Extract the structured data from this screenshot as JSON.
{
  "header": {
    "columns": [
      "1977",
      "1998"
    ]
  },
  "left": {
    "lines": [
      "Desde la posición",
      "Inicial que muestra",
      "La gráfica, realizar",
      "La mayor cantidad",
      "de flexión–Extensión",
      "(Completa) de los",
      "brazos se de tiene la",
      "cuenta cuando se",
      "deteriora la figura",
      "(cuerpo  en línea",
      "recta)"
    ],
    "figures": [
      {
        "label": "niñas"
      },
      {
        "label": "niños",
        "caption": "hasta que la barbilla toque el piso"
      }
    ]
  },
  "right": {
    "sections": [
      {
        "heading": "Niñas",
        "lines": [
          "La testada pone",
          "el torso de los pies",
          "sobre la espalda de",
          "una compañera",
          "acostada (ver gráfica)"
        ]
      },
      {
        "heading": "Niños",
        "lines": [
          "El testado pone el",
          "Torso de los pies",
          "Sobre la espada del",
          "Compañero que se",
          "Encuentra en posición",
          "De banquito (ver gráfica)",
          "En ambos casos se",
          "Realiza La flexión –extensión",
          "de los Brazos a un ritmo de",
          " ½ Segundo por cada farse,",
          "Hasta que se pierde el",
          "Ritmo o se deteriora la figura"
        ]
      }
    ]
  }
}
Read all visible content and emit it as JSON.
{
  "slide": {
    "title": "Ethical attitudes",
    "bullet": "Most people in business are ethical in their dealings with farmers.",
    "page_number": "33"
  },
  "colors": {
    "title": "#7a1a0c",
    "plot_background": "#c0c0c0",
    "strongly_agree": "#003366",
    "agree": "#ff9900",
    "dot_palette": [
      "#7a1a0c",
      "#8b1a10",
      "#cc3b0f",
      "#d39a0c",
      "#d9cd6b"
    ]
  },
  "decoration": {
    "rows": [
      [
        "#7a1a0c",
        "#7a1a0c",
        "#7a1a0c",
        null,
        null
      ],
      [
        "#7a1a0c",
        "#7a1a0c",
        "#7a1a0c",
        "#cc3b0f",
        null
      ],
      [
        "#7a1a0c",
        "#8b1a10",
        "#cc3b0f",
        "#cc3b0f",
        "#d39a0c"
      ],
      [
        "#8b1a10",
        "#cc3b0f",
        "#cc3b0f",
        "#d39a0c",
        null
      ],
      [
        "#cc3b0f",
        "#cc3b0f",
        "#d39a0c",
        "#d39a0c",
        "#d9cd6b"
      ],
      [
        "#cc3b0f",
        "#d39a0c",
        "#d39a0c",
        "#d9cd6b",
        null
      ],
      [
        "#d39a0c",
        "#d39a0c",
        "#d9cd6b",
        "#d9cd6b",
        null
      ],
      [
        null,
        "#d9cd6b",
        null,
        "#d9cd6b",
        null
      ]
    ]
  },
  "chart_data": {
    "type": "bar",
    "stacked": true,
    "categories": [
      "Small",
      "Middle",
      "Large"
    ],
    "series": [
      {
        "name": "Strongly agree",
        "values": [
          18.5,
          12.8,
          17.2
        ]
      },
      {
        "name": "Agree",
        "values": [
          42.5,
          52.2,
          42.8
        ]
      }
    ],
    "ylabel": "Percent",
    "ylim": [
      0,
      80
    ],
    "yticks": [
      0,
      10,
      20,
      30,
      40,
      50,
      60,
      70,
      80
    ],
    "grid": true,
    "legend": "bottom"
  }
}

*****

**WHAT THE EXERCISE ASKS**
Extract the complete data, matching each line exactly.

**OUTPUT BELOW**
Extract the structured data from this screenshot as JSON.
{
  "header": {
    "columns": [
      "1977",
      "1998"
    ]
  },
  "left": {
    "lines": [
      "Desde la posición",
      "Inicial que muestra",
      "La gráfica, realizar",
      "La mayor cantidad",
      "de flexión–Extensión",
      "(Completa) de los",
      "brazos se de tiene la",
      "cuenta cuando se",
      "deteriora la figura",
      "(cuerpo  en línea",
      "recta)"
    ],
    "figures": [
      {
        "label": "niñas"
      },
      {
        "label": "niños",
        "caption": "hasta que la barbilla toque el piso"
      }
    ]
  },
  "right": {
    "sections": [
      {
        "heading": "Niñas",
        "lines": [
          "La testada pone",
          "el torso de los pies",
          "sobre la espalda de",
          "una compañera",
          "acostada (ver gráfica)"
        ]
      },
      {
        "heading": "Niños",
        "lines": [
          "El testado pone el",
          "Torso de los pies",
          "Sobre la espada del",
          "Compañero que se",
          "Encuentra en posición",
          "De banquito (ver gráfica)",
          "En ambos casos se",
          "Realiza La flexión –extensión",
          "de los Brazos a un ritmo de",
          " ½ Segundo por cada farse,",
          "Hasta que se pierde el",
          "Ritmo o se deteriora la figura"
        ]
      }
    ]
  }
}
Read all visible content and emit it as JSON.
{
  "slide": {
    "title": "Ethical attitudes",
    "bullet": "Most people in business are ethical in their dealings with farmers.",
    "page_number": "33"
  },
  "colors": {
    "title": "#7a1a0c",
    "plot_background": "#c0c0c0",
    "strongly_agree": "#003366",
    "agree": "#ff9900",
    "dot_palette": [
      "#7a1a0c",
      "#8b1a10",
      "#cc3b0f",
      "#d39a0c",
      "#d9cd6b"
    ]
  },
  "decoration": {
    "rows": [
      [
        "#7a1a0c",
        "#7a1a0c",
        "#7a1a0c",
        null,
        null
      ],
      [
        "#7a1a0c",
        "#7a1a0c",
        "#7a1a0c",
        "#cc3b0f",
        null
      ],
      [
        "#7a1a0c",
        "#8b1a10",
        "#cc3b0f",
        "#cc3b0f",
        "#d39a0c"
      ],
      [
        "#8b1a10",
        "#cc3b0f",
        "#cc3b0f",
        "#d39a0c",
        null
      ],
      [
        "#cc3b0f",
        "#cc3b0f",
        "#d39a0c",
        "#d39a0c",
        "#d9cd6b"
      ],
      [
        "#cc3b0f",
        "#d39a0c",
        "#d39a0c",
        "#d9cd6b",
        null
      ],
      [
        "#d39a0c",
        "#d39a0c",
        "#d9cd6b",
        "#d9cd6b",
        null
      ],
      [
        null,
        "#d9cd6b",
        null,
        "#d9cd6b",
        null
      ]
    ]
  },
  "chart_data": {
    "type": "bar",
    "stacked": true,
    "categories": [
      "Small",
      "Middle",
      "Large"
    ],
    "series": [
      {
        "name": "Strongly agree",
        "values": [
          18.5,
          12.8,
          17.2
        ]
      },
      {
        "name": "Agree",
        "values": [
          42.5,
          52.2,
          42.8
        ]
      }
    ],
    "ylabel": "Percent",
    "ylim": [
      0,
      80
    ],
    "yticks": [
      0,
      10,
      20,
      30,
      40,
      50,
      60,
      70,
      80
    ],
    "grid": true,
    "legend": "bottom"
  }
}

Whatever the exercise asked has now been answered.